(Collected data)
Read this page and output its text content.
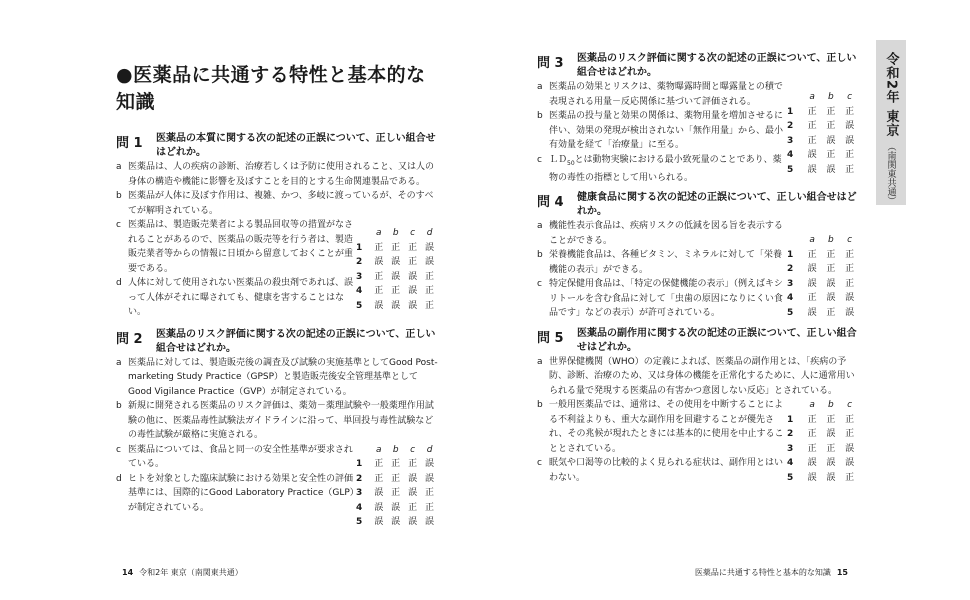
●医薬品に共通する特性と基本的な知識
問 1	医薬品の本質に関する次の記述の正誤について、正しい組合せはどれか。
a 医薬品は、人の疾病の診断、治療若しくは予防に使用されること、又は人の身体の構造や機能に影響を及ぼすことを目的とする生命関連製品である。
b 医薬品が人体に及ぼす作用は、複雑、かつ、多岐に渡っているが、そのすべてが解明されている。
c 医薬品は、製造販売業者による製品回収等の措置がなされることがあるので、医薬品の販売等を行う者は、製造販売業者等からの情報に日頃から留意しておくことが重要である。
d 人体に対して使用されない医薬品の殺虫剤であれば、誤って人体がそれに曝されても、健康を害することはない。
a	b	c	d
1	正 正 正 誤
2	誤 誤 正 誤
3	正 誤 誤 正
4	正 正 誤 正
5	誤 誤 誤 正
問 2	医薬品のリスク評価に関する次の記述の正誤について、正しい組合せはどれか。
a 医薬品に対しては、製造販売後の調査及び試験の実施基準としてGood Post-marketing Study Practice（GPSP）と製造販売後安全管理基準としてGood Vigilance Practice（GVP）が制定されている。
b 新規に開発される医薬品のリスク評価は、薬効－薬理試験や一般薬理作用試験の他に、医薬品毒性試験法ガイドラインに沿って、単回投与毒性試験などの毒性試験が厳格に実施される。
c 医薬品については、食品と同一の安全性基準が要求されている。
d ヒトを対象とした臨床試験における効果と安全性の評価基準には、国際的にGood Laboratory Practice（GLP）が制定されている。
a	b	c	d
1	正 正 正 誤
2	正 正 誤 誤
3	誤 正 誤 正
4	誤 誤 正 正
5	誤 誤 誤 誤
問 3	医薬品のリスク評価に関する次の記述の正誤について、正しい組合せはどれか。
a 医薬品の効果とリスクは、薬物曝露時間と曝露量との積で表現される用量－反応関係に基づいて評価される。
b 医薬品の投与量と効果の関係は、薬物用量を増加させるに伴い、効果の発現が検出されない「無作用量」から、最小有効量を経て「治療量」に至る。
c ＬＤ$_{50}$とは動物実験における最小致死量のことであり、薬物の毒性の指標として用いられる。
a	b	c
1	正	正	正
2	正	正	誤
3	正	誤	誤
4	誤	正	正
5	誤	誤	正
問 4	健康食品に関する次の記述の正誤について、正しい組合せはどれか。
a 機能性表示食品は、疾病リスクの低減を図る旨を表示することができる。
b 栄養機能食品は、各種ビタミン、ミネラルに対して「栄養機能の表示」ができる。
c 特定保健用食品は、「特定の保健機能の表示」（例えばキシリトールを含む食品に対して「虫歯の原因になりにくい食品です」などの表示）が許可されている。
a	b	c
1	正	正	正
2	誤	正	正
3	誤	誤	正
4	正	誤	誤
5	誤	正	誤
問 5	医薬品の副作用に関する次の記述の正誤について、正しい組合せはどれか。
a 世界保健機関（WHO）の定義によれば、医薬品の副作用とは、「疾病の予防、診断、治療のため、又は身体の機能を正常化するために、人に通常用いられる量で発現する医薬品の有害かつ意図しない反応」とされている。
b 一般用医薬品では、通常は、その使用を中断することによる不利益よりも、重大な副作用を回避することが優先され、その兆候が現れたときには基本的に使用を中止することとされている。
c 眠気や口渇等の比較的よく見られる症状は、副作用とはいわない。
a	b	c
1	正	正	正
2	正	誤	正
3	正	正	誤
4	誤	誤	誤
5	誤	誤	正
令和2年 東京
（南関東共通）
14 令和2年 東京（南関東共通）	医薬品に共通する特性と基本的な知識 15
---
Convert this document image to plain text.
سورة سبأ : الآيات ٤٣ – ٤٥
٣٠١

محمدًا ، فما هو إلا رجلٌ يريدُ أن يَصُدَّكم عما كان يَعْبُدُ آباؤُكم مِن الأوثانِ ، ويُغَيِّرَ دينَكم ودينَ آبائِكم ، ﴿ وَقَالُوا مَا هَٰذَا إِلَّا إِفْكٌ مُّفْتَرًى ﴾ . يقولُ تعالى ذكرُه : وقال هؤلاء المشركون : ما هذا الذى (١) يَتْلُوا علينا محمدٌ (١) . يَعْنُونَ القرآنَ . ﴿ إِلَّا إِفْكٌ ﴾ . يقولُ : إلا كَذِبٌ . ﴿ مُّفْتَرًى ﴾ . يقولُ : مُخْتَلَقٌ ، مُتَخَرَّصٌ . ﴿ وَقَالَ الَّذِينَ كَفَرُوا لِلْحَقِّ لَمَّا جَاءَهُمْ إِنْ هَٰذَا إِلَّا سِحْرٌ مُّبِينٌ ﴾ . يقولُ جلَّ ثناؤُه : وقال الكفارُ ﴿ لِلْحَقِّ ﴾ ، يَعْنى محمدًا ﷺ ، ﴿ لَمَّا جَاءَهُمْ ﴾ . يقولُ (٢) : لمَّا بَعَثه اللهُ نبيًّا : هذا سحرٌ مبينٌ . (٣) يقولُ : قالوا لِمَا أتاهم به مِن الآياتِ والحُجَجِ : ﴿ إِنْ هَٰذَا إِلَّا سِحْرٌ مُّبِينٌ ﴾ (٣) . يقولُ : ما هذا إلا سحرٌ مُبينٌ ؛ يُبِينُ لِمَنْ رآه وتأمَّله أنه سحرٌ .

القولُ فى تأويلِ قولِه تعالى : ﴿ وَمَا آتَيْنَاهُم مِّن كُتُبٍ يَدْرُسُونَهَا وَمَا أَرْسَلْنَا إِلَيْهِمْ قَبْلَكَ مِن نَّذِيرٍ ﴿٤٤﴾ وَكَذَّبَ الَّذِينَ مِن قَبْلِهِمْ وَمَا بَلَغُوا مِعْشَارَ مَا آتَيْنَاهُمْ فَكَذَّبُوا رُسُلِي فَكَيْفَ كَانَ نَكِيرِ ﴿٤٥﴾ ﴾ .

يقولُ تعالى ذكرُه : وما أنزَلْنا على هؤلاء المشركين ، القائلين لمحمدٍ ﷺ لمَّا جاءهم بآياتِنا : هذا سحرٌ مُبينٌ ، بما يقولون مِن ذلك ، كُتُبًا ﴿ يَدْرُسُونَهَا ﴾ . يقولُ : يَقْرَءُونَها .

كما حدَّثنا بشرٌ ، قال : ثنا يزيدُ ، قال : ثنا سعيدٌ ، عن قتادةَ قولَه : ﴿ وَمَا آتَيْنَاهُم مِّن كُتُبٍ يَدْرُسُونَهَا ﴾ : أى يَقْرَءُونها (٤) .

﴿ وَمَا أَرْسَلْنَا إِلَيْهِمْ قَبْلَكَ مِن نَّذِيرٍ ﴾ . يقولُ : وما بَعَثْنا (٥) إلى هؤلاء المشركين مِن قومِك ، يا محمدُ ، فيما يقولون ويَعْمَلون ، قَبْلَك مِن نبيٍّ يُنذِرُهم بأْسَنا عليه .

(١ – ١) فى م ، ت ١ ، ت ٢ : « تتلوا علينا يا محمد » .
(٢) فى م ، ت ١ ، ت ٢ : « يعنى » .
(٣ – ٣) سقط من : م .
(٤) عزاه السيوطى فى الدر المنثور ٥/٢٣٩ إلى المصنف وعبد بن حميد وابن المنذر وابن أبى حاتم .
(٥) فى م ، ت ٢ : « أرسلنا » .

_PROBLEM DESCRIPTION_
Pull out all lines from the entries above in which the word "医薬品に共通する特性と基本的な知識" appears.

_EXERCISE ANSWER_
●医薬品に共通する特性と基本的な知識
14 令和2年 東京（南関東共通）	医薬品に共通する特性と基本的な知識 15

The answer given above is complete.